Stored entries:
****************************************

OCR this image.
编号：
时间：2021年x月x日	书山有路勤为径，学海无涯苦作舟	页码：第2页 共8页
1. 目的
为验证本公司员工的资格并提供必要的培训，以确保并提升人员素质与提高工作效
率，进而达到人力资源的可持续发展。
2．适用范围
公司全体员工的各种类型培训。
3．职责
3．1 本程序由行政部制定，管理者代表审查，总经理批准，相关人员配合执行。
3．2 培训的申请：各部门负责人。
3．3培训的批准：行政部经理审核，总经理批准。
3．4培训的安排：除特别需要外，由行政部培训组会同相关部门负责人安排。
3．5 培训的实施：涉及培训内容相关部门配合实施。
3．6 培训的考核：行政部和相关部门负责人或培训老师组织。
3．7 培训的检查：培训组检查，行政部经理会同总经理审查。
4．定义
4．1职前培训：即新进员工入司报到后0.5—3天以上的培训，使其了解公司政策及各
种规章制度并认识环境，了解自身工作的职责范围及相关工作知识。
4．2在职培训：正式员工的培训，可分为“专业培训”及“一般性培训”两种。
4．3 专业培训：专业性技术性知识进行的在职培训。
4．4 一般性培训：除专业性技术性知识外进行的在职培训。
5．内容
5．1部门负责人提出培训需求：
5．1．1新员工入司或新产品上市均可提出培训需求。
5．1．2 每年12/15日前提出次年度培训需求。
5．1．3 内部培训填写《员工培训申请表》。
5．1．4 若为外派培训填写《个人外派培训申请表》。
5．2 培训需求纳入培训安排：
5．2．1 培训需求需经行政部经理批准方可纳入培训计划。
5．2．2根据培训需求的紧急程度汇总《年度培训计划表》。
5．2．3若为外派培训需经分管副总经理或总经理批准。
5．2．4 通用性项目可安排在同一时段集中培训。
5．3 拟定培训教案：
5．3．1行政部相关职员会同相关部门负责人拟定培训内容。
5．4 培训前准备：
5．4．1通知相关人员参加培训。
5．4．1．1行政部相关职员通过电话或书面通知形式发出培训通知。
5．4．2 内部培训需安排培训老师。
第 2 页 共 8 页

****************************************

The answer is a single number, the count of lines in the records that contain the string "一般性培训".

- Task answer
2